** Begin **

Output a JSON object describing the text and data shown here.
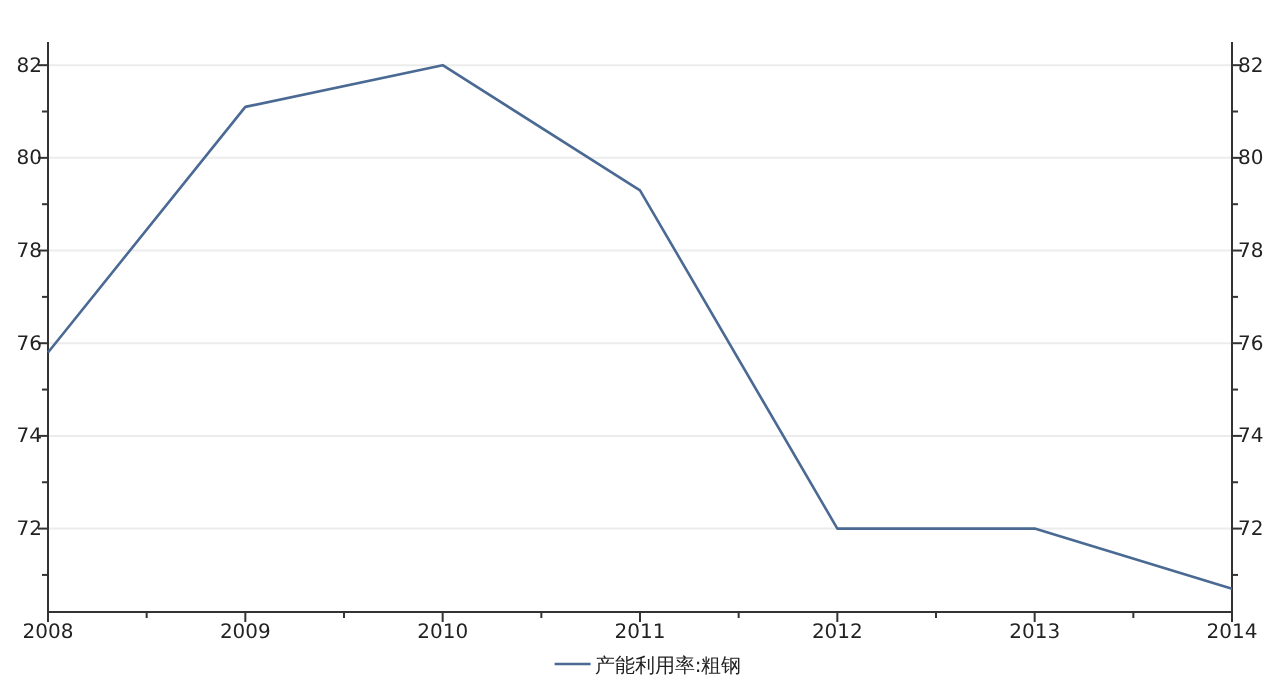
{
  "chart_data": {
    "type": "line",
    "x": [
      2008,
      2009,
      2010,
      2011,
      2012,
      2013,
      2014
    ],
    "series": [
      {
        "name": "产能利用率:粗钢",
        "color": "#4a6a93",
        "values": [
          75.8,
          81.1,
          82.0,
          79.3,
          72.0,
          72.0,
          70.7
        ]
      }
    ],
    "xlim": [
      2008,
      2014
    ],
    "xticks": [
      2008,
      {
        "value": 2008.5,
        "label": null
      },
      2009,
      {
        "value": 2009.5,
        "label": null
      },
      2010,
      {
        "value": 2010.5,
        "label": null
      },
      2011,
      {
        "value": 2011.5,
        "label": null
      },
      2012,
      {
        "value": 2012.5,
        "label": null
      },
      2013,
      {
        "value": 2013.5,
        "label": null
      },
      2014
    ],
    "ylim": [
      70.2,
      82.5
    ],
    "yticks": [
      {
        "value": 71,
        "label": null
      },
      72,
      {
        "value": 73,
        "label": null
      },
      74,
      {
        "value": 75,
        "label": null
      },
      76,
      {
        "value": 77,
        "label": null
      },
      78,
      {
        "value": 79,
        "label": null
      },
      80,
      {
        "value": 81,
        "label": null
      },
      82
    ],
    "y2lim": [
      70.2,
      82.5
    ],
    "y2ticks": [
      {
        "value": 71,
        "label": null
      },
      72,
      {
        "value": 73,
        "label": null
      },
      74,
      {
        "value": 75,
        "label": null
      },
      76,
      {
        "value": 77,
        "label": null
      },
      78,
      {
        "value": 79,
        "label": null
      },
      80,
      {
        "value": 81,
        "label": null
      },
      82
    ],
    "grid": "y",
    "legend": "bottom",
    "marker": "none",
    "line_style": "solid"
  }
}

** End **

GIVEN REQUEST: In your copy of the records, include no pictures; repeat everything else exactly.

FULL OUTPUT:
Output a JSON object describing the text and data shown here.
{
  "chart_data": {
    "type": "line",
    "x": [
      2008,
      2009,
      2010,
      2011,
      2012,
      2013,
      2014
    ],
    "series": [
      {
        "name": "产能利用率:粗钢",
        "color": "#4a6a93",
        "values": [
          75.8,
          81.1,
          82.0,
          79.3,
          72.0,
          72.0,
          70.7
        ]
      }
    ],
    "xlim": [
      2008,
      2014
    ],
    "xticks": [
      2008,
      {
        "value": 2008.5,
        "label": null
      },
      2009,
      {
        "value": 2009.5,
        "label": null
      },
      2010,
      {
        "value": 2010.5,
        "label": null
      },
      2011,
      {
        "value": 2011.5,
        "label": null
      },
      2012,
      {
        "value": 2012.5,
        "label": null
      },
      2013,
      {
        "value": 2013.5,
        "label": null
      },
      2014
    ],
    "ylim": [
      70.2,
      82.5
    ],
    "yticks": [
      {
        "value": 71,
        "label": null
      },
      72,
      {
        "value": 73,
        "label": null
      },
      74,
      {
        "value": 75,
        "label": null
      },
      76,
      {
        "value": 77,
        "label": null
      },
      78,
      {
        "value": 79,
        "label": null
      },
      80,
      {
        "value": 81,
        "label": null
      },
      82
    ],
    "y2lim": [
      70.2,
      82.5
    ],
    "y2ticks": [
      {
        "value": 71,
        "label": null
      },
      72,
      {
        "value": 73,
        "label": null
      },
      74,
      {
        "value": 75,
        "label": null
      },
      76,
      {
        "value": 77,
        "label": null
      },
      78,
      {
        "value": 79,
        "label": null
      },
      80,
      {
        "value": 81,
        "label": null
      },
      82
    ],
    "grid": "y",
    "legend": "bottom",
    "marker": "none",
    "line_style": "solid"
  }
}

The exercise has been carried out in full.